» Material for the task

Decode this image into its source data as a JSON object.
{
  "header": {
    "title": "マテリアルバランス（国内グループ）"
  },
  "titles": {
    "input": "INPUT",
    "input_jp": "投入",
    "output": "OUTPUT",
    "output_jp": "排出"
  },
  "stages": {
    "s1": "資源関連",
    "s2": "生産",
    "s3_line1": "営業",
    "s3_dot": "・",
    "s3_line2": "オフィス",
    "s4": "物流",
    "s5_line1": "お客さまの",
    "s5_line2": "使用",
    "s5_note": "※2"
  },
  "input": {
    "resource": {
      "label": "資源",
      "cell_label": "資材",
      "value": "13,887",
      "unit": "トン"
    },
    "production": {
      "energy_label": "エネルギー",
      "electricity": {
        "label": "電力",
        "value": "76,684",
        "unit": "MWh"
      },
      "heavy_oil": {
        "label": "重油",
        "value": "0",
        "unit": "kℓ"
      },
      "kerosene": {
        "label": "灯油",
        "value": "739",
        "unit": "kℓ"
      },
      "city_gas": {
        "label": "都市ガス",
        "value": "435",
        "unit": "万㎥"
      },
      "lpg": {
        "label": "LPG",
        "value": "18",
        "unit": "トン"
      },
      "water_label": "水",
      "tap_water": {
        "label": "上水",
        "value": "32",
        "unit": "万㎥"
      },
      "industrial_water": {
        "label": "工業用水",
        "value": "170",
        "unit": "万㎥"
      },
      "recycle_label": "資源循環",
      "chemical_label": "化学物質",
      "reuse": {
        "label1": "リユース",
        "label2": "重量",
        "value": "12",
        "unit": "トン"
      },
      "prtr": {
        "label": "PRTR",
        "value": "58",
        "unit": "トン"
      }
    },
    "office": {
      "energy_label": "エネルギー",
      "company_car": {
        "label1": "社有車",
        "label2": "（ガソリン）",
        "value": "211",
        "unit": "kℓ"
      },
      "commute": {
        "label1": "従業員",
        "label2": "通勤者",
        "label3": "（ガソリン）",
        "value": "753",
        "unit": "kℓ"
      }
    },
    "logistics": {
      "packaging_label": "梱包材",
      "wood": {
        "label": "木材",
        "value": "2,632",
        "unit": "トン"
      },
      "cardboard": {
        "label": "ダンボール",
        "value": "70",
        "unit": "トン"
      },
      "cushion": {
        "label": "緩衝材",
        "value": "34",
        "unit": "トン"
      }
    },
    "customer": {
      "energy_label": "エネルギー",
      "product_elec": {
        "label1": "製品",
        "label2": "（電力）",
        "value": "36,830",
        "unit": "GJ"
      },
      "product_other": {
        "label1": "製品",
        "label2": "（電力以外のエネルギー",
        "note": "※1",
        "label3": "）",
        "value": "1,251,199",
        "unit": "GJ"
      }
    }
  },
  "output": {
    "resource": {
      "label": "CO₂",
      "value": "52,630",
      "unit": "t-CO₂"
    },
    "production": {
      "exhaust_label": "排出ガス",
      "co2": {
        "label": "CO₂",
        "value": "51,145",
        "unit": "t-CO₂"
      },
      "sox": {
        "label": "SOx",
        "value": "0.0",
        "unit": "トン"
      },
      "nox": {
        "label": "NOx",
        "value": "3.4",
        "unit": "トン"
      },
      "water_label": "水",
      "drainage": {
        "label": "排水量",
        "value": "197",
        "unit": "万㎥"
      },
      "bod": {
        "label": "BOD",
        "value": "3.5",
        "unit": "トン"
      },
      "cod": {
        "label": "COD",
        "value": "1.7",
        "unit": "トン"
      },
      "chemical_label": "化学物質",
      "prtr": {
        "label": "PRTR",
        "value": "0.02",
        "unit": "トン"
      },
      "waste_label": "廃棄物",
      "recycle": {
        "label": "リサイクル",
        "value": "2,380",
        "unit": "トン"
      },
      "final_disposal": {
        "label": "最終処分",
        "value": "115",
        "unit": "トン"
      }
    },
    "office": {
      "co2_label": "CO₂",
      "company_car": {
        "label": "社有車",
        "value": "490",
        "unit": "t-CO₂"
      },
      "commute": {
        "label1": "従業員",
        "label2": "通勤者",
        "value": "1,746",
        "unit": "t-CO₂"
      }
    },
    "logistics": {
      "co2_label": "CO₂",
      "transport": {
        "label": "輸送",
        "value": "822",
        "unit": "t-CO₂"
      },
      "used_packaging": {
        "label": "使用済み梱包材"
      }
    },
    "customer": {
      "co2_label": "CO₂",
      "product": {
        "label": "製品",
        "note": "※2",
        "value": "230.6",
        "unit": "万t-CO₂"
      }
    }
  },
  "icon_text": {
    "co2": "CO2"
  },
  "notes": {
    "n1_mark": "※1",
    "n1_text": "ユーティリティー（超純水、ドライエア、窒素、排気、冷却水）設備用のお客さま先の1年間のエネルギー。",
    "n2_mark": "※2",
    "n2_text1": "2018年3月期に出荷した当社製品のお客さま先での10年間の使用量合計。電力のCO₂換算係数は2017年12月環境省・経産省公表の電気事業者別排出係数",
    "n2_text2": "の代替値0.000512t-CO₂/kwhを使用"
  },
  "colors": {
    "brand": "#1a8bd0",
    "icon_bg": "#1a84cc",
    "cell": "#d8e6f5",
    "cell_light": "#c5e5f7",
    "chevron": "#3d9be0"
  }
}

» Task to carry out
From the data above, extract every line in its exact form.

» Expected answer
Decode this image into its source data as a JSON object.
{
  "header": {
    "title": "マテリアルバランス（国内グループ）"
  },
  "titles": {
    "input": "INPUT",
    "input_jp": "投入",
    "output": "OUTPUT",
    "output_jp": "排出"
  },
  "stages": {
    "s1": "資源関連",
    "s2": "生産",
    "s3_line1": "営業",
    "s3_dot": "・",
    "s3_line2": "オフィス",
    "s4": "物流",
    "s5_line1": "お客さまの",
    "s5_line2": "使用",
    "s5_note": "※2"
  },
  "input": {
    "resource": {
      "label": "資源",
      "cell_label": "資材",
      "value": "13,887",
      "unit": "トン"
    },
    "production": {
      "energy_label": "エネルギー",
      "electricity": {
        "label": "電力",
        "value": "76,684",
        "unit": "MWh"
      },
      "heavy_oil": {
        "label": "重油",
        "value": "0",
        "unit": "kℓ"
      },
      "kerosene": {
        "label": "灯油",
        "value": "739",
        "unit": "kℓ"
      },
      "city_gas": {
        "label": "都市ガス",
        "value": "435",
        "unit": "万㎥"
      },
      "lpg": {
        "label": "LPG",
        "value": "18",
        "unit": "トン"
      },
      "water_label": "水",
      "tap_water": {
        "label": "上水",
        "value": "32",
        "unit": "万㎥"
      },
      "industrial_water": {
        "label": "工業用水",
        "value": "170",
        "unit": "万㎥"
      },
      "recycle_label": "資源循環",
      "chemical_label": "化学物質",
      "reuse": {
        "label1": "リユース",
        "label2": "重量",
        "value": "12",
        "unit": "トン"
      },
      "prtr": {
        "label": "PRTR",
        "value": "58",
        "unit": "トン"
      }
    },
    "office": {
      "energy_label": "エネルギー",
      "company_car": {
        "label1": "社有車",
        "label2": "（ガソリン）",
        "value": "211",
        "unit": "kℓ"
      },
      "commute": {
        "label1": "従業員",
        "label2": "通勤者",
        "label3": "（ガソリン）",
        "value": "753",
        "unit": "kℓ"
      }
    },
    "logistics": {
      "packaging_label": "梱包材",
      "wood": {
        "label": "木材",
        "value": "2,632",
        "unit": "トン"
      },
      "cardboard": {
        "label": "ダンボール",
        "value": "70",
        "unit": "トン"
      },
      "cushion": {
        "label": "緩衝材",
        "value": "34",
        "unit": "トン"
      }
    },
    "customer": {
      "energy_label": "エネルギー",
      "product_elec": {
        "label1": "製品",
        "label2": "（電力）",
        "value": "36,830",
        "unit": "GJ"
      },
      "product_other": {
        "label1": "製品",
        "label2": "（電力以外のエネルギー",
        "note": "※1",
        "label3": "）",
        "value": "1,251,199",
        "unit": "GJ"
      }
    }
  },
  "output": {
    "resource": {
      "label": "CO₂",
      "value": "52,630",
      "unit": "t-CO₂"
    },
    "production": {
      "exhaust_label": "排出ガス",
      "co2": {
        "label": "CO₂",
        "value": "51,145",
        "unit": "t-CO₂"
      },
      "sox": {
        "label": "SOx",
        "value": "0.0",
        "unit": "トン"
      },
      "nox": {
        "label": "NOx",
        "value": "3.4",
        "unit": "トン"
      },
      "water_label": "水",
      "drainage": {
        "label": "排水量",
        "value": "197",
        "unit": "万㎥"
      },
      "bod": {
        "label": "BOD",
        "value": "3.5",
        "unit": "トン"
      },
      "cod": {
        "label": "COD",
        "value": "1.7",
        "unit": "トン"
      },
      "chemical_label": "化学物質",
      "prtr": {
        "label": "PRTR",
        "value": "0.02",
        "unit": "トン"
      },
      "waste_label": "廃棄物",
      "recycle": {
        "label": "リサイクル",
        "value": "2,380",
        "unit": "トン"
      },
      "final_disposal": {
        "label": "最終処分",
        "value": "115",
        "unit": "トン"
      }
    },
    "office": {
      "co2_label": "CO₂",
      "company_car": {
        "label": "社有車",
        "value": "490",
        "unit": "t-CO₂"
      },
      "commute": {
        "label1": "従業員",
        "label2": "通勤者",
        "value": "1,746",
        "unit": "t-CO₂"
      }
    },
    "logistics": {
      "co2_label": "CO₂",
      "transport": {
        "label": "輸送",
        "value": "822",
        "unit": "t-CO₂"
      },
      "used_packaging": {
        "label": "使用済み梱包材"
      }
    },
    "customer": {
      "co2_label": "CO₂",
      "product": {
        "label": "製品",
        "note": "※2",
        "value": "230.6",
        "unit": "万t-CO₂"
      }
    }
  },
  "icon_text": {
    "co2": "CO2"
  },
  "notes": {
    "n1_mark": "※1",
    "n1_text": "ユーティリティー（超純水、ドライエア、窒素、排気、冷却水）設備用のお客さま先の1年間のエネルギー。",
    "n2_mark": "※2",
    "n2_text1": "2018年3月期に出荷した当社製品のお客さま先での10年間の使用量合計。電力のCO₂換算係数は2017年12月環境省・経産省公表の電気事業者別排出係数",
    "n2_text2": "の代替値0.000512t-CO₂/kwhを使用"
  },
  "colors": {
    "brand": "#1a8bd0",
    "icon_bg": "#1a84cc",
    "cell": "#d8e6f5",
    "cell_light": "#c5e5f7",
    "chevron": "#3d9be0"
  }
}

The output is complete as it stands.